Can you transcribe every record below exactly as it appears?

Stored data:
==================================================

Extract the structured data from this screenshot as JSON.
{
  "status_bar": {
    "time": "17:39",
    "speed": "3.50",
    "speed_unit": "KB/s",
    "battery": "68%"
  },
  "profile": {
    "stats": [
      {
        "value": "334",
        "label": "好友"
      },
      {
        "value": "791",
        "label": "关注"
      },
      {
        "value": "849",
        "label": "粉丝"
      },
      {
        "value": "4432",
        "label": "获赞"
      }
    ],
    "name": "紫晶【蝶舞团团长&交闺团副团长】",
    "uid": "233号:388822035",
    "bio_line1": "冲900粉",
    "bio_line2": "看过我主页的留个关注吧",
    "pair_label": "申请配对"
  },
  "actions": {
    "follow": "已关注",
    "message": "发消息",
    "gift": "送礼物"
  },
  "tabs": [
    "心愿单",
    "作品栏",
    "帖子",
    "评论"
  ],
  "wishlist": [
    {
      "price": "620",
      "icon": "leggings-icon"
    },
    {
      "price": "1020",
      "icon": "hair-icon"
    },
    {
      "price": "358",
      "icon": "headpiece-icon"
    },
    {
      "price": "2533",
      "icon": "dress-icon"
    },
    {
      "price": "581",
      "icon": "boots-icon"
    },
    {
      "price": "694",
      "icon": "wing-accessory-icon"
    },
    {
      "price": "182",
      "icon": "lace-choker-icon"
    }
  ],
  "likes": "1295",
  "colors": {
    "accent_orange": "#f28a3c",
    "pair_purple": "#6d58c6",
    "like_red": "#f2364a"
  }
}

==================================================

[CORRECT ANSWER]:
Extract the structured data from this screenshot as JSON.
{
  "status_bar": {
    "time": "17:39",
    "speed": "3.50",
    "speed_unit": "KB/s",
    "battery": "68%"
  },
  "profile": {
    "stats": [
      {
        "value": "334",
        "label": "好友"
      },
      {
        "value": "791",
        "label": "关注"
      },
      {
        "value": "849",
        "label": "粉丝"
      },
      {
        "value": "4432",
        "label": "获赞"
      }
    ],
    "name": "紫晶【蝶舞团团长&交闺团副团长】",
    "uid": "233号:388822035",
    "bio_line1": "冲900粉",
    "bio_line2": "看过我主页的留个关注吧",
    "pair_label": "申请配对"
  },
  "actions": {
    "follow": "已关注",
    "message": "发消息",
    "gift": "送礼物"
  },
  "tabs": [
    "心愿单",
    "作品栏",
    "帖子",
    "评论"
  ],
  "wishlist": [
    {
      "price": "620",
      "icon": "leggings-icon"
    },
    {
      "price": "1020",
      "icon": "hair-icon"
    },
    {
      "price": "358",
      "icon": "headpiece-icon"
    },
    {
      "price": "2533",
      "icon": "dress-icon"
    },
    {
      "price": "581",
      "icon": "boots-icon"
    },
    {
      "price": "694",
      "icon": "wing-accessory-icon"
    },
    {
      "price": "182",
      "icon": "lace-choker-icon"
    }
  ],
  "likes": "1295",
  "colors": {
    "accent_orange": "#f28a3c",
    "pair_purple": "#6d58c6",
    "like_red": "#f2364a"
  }
}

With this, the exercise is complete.